====== Extracted records

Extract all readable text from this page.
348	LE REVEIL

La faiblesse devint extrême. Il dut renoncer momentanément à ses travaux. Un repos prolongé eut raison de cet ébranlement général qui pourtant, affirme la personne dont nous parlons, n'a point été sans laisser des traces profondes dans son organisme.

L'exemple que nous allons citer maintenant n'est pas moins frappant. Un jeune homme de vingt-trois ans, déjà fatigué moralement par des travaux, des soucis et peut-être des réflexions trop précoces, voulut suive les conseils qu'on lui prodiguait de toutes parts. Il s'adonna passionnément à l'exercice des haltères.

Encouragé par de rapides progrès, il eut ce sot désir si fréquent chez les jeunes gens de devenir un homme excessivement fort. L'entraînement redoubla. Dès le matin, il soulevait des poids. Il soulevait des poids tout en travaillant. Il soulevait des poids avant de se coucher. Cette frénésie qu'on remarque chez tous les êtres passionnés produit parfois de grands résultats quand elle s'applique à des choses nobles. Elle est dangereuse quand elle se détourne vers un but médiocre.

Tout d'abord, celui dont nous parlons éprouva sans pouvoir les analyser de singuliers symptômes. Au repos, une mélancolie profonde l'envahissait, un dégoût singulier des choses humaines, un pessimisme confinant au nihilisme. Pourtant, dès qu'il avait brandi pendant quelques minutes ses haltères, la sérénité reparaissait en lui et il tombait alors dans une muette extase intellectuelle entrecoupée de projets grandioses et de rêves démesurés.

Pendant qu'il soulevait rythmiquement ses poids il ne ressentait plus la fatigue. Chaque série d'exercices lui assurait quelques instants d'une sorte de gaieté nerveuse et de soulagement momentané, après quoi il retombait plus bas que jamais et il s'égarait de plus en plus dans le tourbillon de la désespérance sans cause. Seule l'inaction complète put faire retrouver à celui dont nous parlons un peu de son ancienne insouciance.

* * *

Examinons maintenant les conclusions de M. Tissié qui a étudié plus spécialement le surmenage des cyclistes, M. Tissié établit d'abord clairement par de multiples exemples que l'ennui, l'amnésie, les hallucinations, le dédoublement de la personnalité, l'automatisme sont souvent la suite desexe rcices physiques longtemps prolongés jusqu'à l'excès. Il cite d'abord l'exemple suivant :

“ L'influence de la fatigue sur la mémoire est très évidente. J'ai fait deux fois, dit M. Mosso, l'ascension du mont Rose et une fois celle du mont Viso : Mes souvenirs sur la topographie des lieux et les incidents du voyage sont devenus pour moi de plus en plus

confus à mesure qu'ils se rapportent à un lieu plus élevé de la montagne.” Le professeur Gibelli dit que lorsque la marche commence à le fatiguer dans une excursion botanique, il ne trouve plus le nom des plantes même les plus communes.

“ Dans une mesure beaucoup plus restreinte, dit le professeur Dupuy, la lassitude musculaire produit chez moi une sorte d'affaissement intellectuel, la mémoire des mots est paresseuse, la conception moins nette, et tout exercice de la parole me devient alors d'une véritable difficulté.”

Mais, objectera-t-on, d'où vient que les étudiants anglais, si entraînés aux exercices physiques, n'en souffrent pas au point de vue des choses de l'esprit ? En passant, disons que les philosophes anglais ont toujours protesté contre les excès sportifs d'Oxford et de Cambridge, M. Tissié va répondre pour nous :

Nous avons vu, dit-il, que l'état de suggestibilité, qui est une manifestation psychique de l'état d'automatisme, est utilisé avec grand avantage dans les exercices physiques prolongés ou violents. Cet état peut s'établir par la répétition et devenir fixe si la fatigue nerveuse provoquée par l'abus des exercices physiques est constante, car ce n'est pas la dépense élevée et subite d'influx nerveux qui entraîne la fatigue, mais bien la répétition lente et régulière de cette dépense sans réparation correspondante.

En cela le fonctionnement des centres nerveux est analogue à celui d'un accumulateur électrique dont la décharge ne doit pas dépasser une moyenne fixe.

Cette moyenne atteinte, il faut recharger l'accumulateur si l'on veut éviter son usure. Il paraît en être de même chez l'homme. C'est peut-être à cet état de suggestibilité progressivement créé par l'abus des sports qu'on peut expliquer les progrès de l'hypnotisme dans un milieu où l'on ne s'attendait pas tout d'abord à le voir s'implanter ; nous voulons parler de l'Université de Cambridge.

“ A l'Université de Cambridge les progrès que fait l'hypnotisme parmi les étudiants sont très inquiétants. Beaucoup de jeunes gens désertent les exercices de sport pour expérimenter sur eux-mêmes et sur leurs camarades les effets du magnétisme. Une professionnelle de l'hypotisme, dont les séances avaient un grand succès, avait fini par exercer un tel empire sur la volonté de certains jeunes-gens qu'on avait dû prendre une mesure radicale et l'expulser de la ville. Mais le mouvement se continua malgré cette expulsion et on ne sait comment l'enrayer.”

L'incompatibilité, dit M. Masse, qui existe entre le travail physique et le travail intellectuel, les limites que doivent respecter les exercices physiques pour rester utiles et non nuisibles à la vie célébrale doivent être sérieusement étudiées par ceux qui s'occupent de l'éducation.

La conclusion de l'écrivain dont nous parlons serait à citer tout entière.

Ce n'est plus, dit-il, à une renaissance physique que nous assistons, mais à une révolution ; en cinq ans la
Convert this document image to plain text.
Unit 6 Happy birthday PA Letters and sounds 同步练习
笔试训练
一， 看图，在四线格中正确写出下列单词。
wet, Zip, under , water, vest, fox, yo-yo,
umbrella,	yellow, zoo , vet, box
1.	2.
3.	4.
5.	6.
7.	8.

============

Objective: From the records above, pull out each line that has "citer".

Answer for this exercise:
L'exemple que nous allons citer maintenant n'est pas moins frappant. Un jeune homme de vingt-trois ans, déjà fatigué moralement par des travaux, des soucis et peut-être des réflexions trop précoces, voulut suive les conseils qu'on lui prodiguait de toutes parts. Il s'adonna passionnément à l'exercice des haltères.
La conclusion de l'écrivain dont nous parlons serait à citer tout entière.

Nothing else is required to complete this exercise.